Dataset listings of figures
• • • •
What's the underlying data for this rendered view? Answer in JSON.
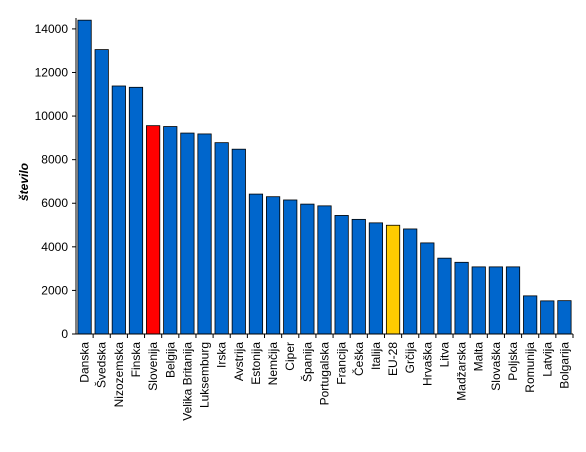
{
  "chart_data": {
    "type": "bar",
    "title": "",
    "xlabel": "",
    "ylabel": "število",
    "ylim": [
      0,
      14500
    ],
    "yticks": [
      0,
      2000,
      4000,
      6000,
      8000,
      10000,
      12000,
      14000
    ],
    "grid": false,
    "legend": "none",
    "categories": [
      "Danska",
      "Švedska",
      "Nizozemska",
      "Finska",
      "Slovenija",
      "Belgija",
      "Velika Britanija",
      "Luksemburg",
      "Irska",
      "Avstrija",
      "Estonija",
      "Nemčija",
      "Ciper",
      "Španija",
      "Portugalska",
      "Francija",
      "Češka",
      "Italija",
      "EU-28",
      "Grčija",
      "Hrvaška",
      "Litva",
      "Madžarska",
      "Malta",
      "Slovaška",
      "Poljska",
      "Romunija",
      "Latvija",
      "Bolgarija"
    ],
    "values": [
      14400,
      13050,
      11380,
      11320,
      9560,
      9520,
      9220,
      9180,
      8780,
      8480,
      6420,
      6300,
      6150,
      5960,
      5880,
      5440,
      5260,
      5100,
      4990,
      4820,
      4180,
      3480,
      3290,
      3080,
      3080,
      3080,
      1750,
      1520,
      1530
    ],
    "colors": {
      "default": "#0066cc",
      "Slovenija": "#ff0000",
      "EU-28": "#ffcc00",
      "edge": "#000000"
    }
  }
}
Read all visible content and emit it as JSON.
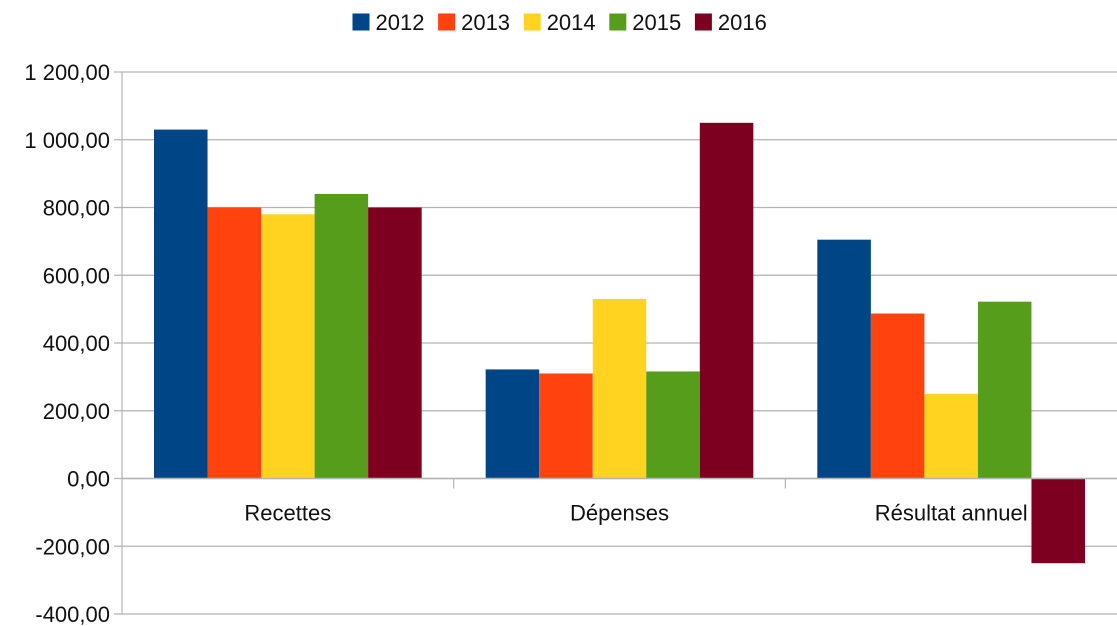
{
  "chart_data": {
    "type": "bar",
    "categories": [
      "Recettes",
      "Dépenses",
      "Résultat annuel"
    ],
    "series": [
      {
        "name": "2012",
        "color": "#004586",
        "values": [
          1030,
          322,
          705
        ]
      },
      {
        "name": "2013",
        "color": "#ff420e",
        "values": [
          800,
          310,
          487
        ]
      },
      {
        "name": "2014",
        "color": "#ffd320",
        "values": [
          780,
          530,
          250
        ]
      },
      {
        "name": "2015",
        "color": "#579d1c",
        "values": [
          840,
          316,
          522
        ]
      },
      {
        "name": "2016",
        "color": "#7e0021",
        "values": [
          800,
          1050,
          -250
        ]
      }
    ],
    "y_ticks": [
      "1 200,00",
      "1 000,00",
      "800,00",
      "600,00",
      "400,00",
      "200,00",
      "0,00",
      "-200,00",
      "-400,00"
    ],
    "ylim": [
      -400,
      1200
    ],
    "ytick_step": 200,
    "grid": true,
    "legend_position": "top-center",
    "title": "",
    "xlabel": "",
    "ylabel": ""
  }
}
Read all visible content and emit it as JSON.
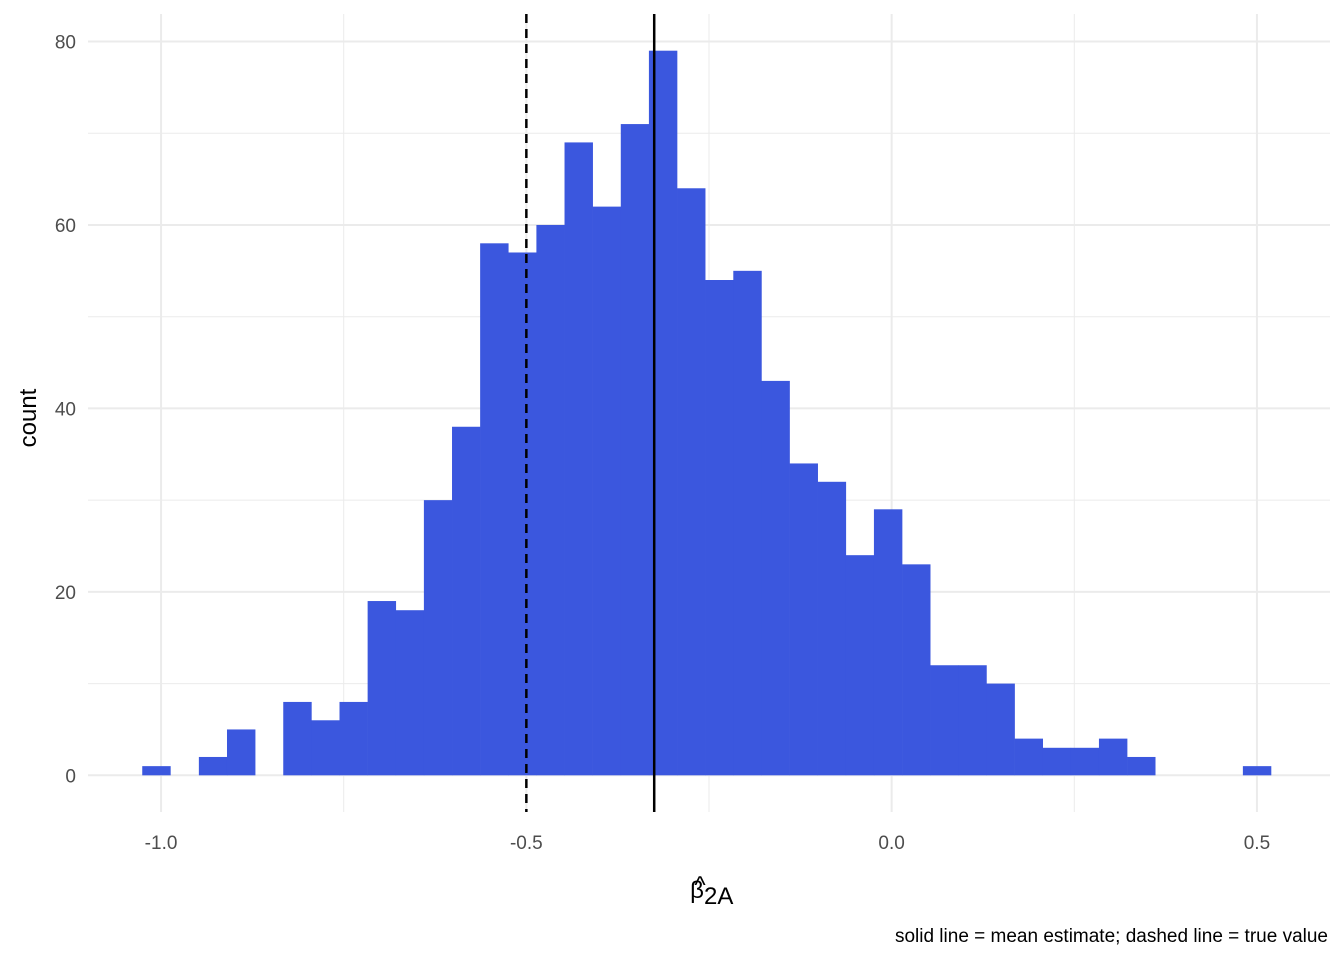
{
  "chart_data": {
    "type": "bar",
    "subtype": "histogram",
    "bin_width": 0.0385,
    "bins": [
      {
        "x": -1.0065,
        "count": 1
      },
      {
        "x": -0.929,
        "count": 2
      },
      {
        "x": -0.8905,
        "count": 5
      },
      {
        "x": -0.8135,
        "count": 8
      },
      {
        "x": -0.775,
        "count": 6
      },
      {
        "x": -0.7365,
        "count": 8
      },
      {
        "x": -0.698,
        "count": 19
      },
      {
        "x": -0.6595,
        "count": 18
      },
      {
        "x": -0.621,
        "count": 30
      },
      {
        "x": -0.5825,
        "count": 38
      },
      {
        "x": -0.544,
        "count": 58
      },
      {
        "x": -0.5055,
        "count": 57
      },
      {
        "x": -0.467,
        "count": 60
      },
      {
        "x": -0.4285,
        "count": 69
      },
      {
        "x": -0.39,
        "count": 62
      },
      {
        "x": -0.3515,
        "count": 71
      },
      {
        "x": -0.313,
        "count": 79
      },
      {
        "x": -0.2745,
        "count": 64
      },
      {
        "x": -0.236,
        "count": 54
      },
      {
        "x": -0.1975,
        "count": 55
      },
      {
        "x": -0.159,
        "count": 43
      },
      {
        "x": -0.1205,
        "count": 34
      },
      {
        "x": -0.082,
        "count": 32
      },
      {
        "x": -0.0435,
        "count": 24
      },
      {
        "x": -0.005,
        "count": 29
      },
      {
        "x": 0.0335,
        "count": 23
      },
      {
        "x": 0.072,
        "count": 12
      },
      {
        "x": 0.1105,
        "count": 12
      },
      {
        "x": 0.149,
        "count": 10
      },
      {
        "x": 0.1875,
        "count": 4
      },
      {
        "x": 0.226,
        "count": 3
      },
      {
        "x": 0.2645,
        "count": 3
      },
      {
        "x": 0.303,
        "count": 4
      },
      {
        "x": 0.3415,
        "count": 2
      },
      {
        "x": 0.5,
        "count": 1
      }
    ],
    "mean_estimate": -0.325,
    "true_value": -0.5,
    "xlim": [
      -1.1,
      0.6
    ],
    "ylim": [
      -4,
      83
    ],
    "x_ticks": [
      "-1.0",
      "-0.5",
      "0.0",
      "0.5"
    ],
    "y_ticks": [
      "0",
      "20",
      "40",
      "60",
      "80"
    ],
    "xlabel_base": "β",
    "xlabel_hat": "^",
    "xlabel_sub": "2A",
    "ylabel": "count",
    "caption": "solid line = mean estimate; dashed line = true value",
    "colors": {
      "bar": "#3b57de",
      "grid": "#ebebeb",
      "mean_line": "#000000",
      "true_line": "#000000"
    },
    "grid": true,
    "legend": "none"
  }
}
• • • •
Leave the pictures out and print the records above exactly as they stand.

*Completed exercise:*
What's the underlying data for this rendered view? Answer in JSON.
{
  "chart_data": {
    "type": "bar",
    "title": "",
    "xlabel": "",
    "ylabel": "število",
    "ylim": [
      0,
      14500
    ],
    "yticks": [
      0,
      2000,
      4000,
      6000,
      8000,
      10000,
      12000,
      14000
    ],
    "grid": false,
    "legend": "none",
    "categories": [
      "Danska",
      "Švedska",
      "Nizozemska",
      "Finska",
      "Slovenija",
      "Belgija",
      "Velika Britanija",
      "Luksemburg",
      "Irska",
      "Avstrija",
      "Estonija",
      "Nemčija",
      "Ciper",
      "Španija",
      "Portugalska",
      "Francija",
      "Češka",
      "Italija",
      "EU-28",
      "Grčija",
      "Hrvaška",
      "Litva",
      "Madžarska",
      "Malta",
      "Slovaška",
      "Poljska",
      "Romunija",
      "Latvija",
      "Bolgarija"
    ],
    "values": [
      14400,
      13050,
      11380,
      11320,
      9560,
      9520,
      9220,
      9180,
      8780,
      8480,
      6420,
      6300,
      6150,
      5960,
      5880,
      5440,
      5260,
      5100,
      4990,
      4820,
      4180,
      3480,
      3290,
      3080,
      3080,
      3080,
      1750,
      1520,
      1530
    ],
    "colors": {
      "default": "#0066cc",
      "Slovenija": "#ff0000",
      "EU-28": "#ffcc00",
      "edge": "#000000"
    }
  }
}
Read all visible content and emit it as JSON.
{
  "chart_data": {
    "type": "bar",
    "categories": [
      "Recettes",
      "Dépenses",
      "Résultat annuel"
    ],
    "series": [
      {
        "name": "2012",
        "color": "#004586",
        "values": [
          1030,
          322,
          705
        ]
      },
      {
        "name": "2013",
        "color": "#ff420e",
        "values": [
          800,
          310,
          487
        ]
      },
      {
        "name": "2014",
        "color": "#ffd320",
        "values": [
          780,
          530,
          250
        ]
      },
      {
        "name": "2015",
        "color": "#579d1c",
        "values": [
          840,
          316,
          522
        ]
      },
      {
        "name": "2016",
        "color": "#7e0021",
        "values": [
          800,
          1050,
          -250
        ]
      }
    ],
    "y_ticks": [
      "1 200,00",
      "1 000,00",
      "800,00",
      "600,00",
      "400,00",
      "200,00",
      "0,00",
      "-200,00",
      "-400,00"
    ],
    "ylim": [
      -400,
      1200
    ],
    "ytick_step": 200,
    "grid": true,
    "legend_position": "top-center",
    "title": "",
    "xlabel": "",
    "ylabel": ""
  }
}
Read all visible content and emit it as JSON.
{
  "chart_data": {
    "type": "bar",
    "subtype": "histogram",
    "bin_width": 0.0385,
    "bins": [
      {
        "x": -1.0065,
        "count": 1
      },
      {
        "x": -0.929,
        "count": 2
      },
      {
        "x": -0.8905,
        "count": 5
      },
      {
        "x": -0.8135,
        "count": 8
      },
      {
        "x": -0.775,
        "count": 6
      },
      {
        "x": -0.7365,
        "count": 8
      },
      {
        "x": -0.698,
        "count": 19
      },
      {
        "x": -0.6595,
        "count": 18
      },
      {
        "x": -0.621,
        "count": 30
      },
      {
        "x": -0.5825,
        "count": 38
      },
      {
        "x": -0.544,
        "count": 58
      },
      {
        "x": -0.5055,
        "count": 57
      },
      {
        "x": -0.467,
        "count": 60
      },
      {
        "x": -0.4285,
        "count": 69
      },
      {
        "x": -0.39,
        "count": 62
      },
      {
        "x": -0.3515,
        "count": 71
      },
      {
        "x": -0.313,
        "count": 79
      },
      {
        "x": -0.2745,
        "count": 64
      },
      {
        "x": -0.236,
        "count": 54
      },
      {
        "x": -0.1975,
        "count": 55
      },
      {
        "x": -0.159,
        "count": 43
      },
      {
        "x": -0.1205,
        "count": 34
      },
      {
        "x": -0.082,
        "count": 32
      },
      {
        "x": -0.0435,
        "count": 24
      },
      {
        "x": -0.005,
        "count": 29
      },
      {
        "x": 0.0335,
        "count": 23
      },
      {
        "x": 0.072,
        "count": 12
      },
      {
        "x": 0.1105,
        "count": 12
      },
      {
        "x": 0.149,
        "count": 10
      },
      {
        "x": 0.1875,
        "count": 4
      },
      {
        "x": 0.226,
        "count": 3
      },
      {
        "x": 0.2645,
        "count": 3
      },
      {
        "x": 0.303,
        "count": 4
      },
      {
        "x": 0.3415,
        "count": 2
      },
      {
        "x": 0.5,
        "count": 1
      }
    ],
    "mean_estimate": -0.325,
    "true_value": -0.5,
    "xlim": [
      -1.1,
      0.6
    ],
    "ylim": [
      -4,
      83
    ],
    "x_ticks": [
      "-1.0",
      "-0.5",
      "0.0",
      "0.5"
    ],
    "y_ticks": [
      "0",
      "20",
      "40",
      "60",
      "80"
    ],
    "xlabel_base": "β",
    "xlabel_hat": "^",
    "xlabel_sub": "2A",
    "ylabel": "count",
    "caption": "solid line = mean estimate; dashed line = true value",
    "colors": {
      "bar": "#3b57de",
      "grid": "#ebebeb",
      "mean_line": "#000000",
      "true_line": "#000000"
    },
    "grid": true,
    "legend": "none"
  }
}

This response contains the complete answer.